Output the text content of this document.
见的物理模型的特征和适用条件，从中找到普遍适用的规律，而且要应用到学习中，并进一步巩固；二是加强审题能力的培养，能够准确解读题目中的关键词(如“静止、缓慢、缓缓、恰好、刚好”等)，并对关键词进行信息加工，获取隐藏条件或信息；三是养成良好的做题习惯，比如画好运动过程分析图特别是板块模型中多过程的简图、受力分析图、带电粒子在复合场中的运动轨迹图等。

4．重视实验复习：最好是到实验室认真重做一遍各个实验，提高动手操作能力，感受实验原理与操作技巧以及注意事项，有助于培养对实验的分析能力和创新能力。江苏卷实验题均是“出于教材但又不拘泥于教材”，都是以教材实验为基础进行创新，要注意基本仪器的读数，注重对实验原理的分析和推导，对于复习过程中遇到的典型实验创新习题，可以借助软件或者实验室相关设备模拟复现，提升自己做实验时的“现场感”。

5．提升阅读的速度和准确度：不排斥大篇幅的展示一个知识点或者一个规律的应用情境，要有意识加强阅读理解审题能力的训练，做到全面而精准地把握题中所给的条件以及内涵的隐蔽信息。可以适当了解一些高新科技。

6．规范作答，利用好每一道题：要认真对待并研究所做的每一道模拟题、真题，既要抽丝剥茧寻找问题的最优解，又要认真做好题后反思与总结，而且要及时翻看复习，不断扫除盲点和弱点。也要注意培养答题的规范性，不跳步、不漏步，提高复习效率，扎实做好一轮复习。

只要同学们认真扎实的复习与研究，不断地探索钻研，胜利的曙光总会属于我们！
- - - -
- [Problem details]:
Write out all the data again, exactly as it appears.

- [Completed task]:
Output the text content of this document.
见的物理模型的特征和适用条件，从中找到普遍适用的规律，而且要应用到学习中，并进一步巩固；二是加强审题能力的培养，能够准确解读题目中的关键词(如“静止、缓慢、缓缓、恰好、刚好”等)，并对关键词进行信息加工，获取隐藏条件或信息；三是养成良好的做题习惯，比如画好运动过程分析图特别是板块模型中多过程的简图、受力分析图、带电粒子在复合场中的运动轨迹图等。

4．重视实验复习：最好是到实验室认真重做一遍各个实验，提高动手操作能力，感受实验原理与操作技巧以及注意事项，有助于培养对实验的分析能力和创新能力。江苏卷实验题均是“出于教材但又不拘泥于教材”，都是以教材实验为基础进行创新，要注意基本仪器的读数，注重对实验原理的分析和推导，对于复习过程中遇到的典型实验创新习题，可以借助软件或者实验室相关设备模拟复现，提升自己做实验时的“现场感”。

5．提升阅读的速度和准确度：不排斥大篇幅的展示一个知识点或者一个规律的应用情境，要有意识加强阅读理解审题能力的训练，做到全面而精准地把握题中所给的条件以及内涵的隐蔽信息。可以适当了解一些高新科技。

6．规范作答，利用好每一道题：要认真对待并研究所做的每一道模拟题、真题，既要抽丝剥茧寻找问题的最优解，又要认真做好题后反思与总结，而且要及时翻看复习，不断扫除盲点和弱点。也要注意培养答题的规范性，不跳步、不漏步，提高复习效率，扎实做好一轮复习。

只要同学们认真扎实的复习与研究，不断地探索钻研，胜利的曙光总会属于我们！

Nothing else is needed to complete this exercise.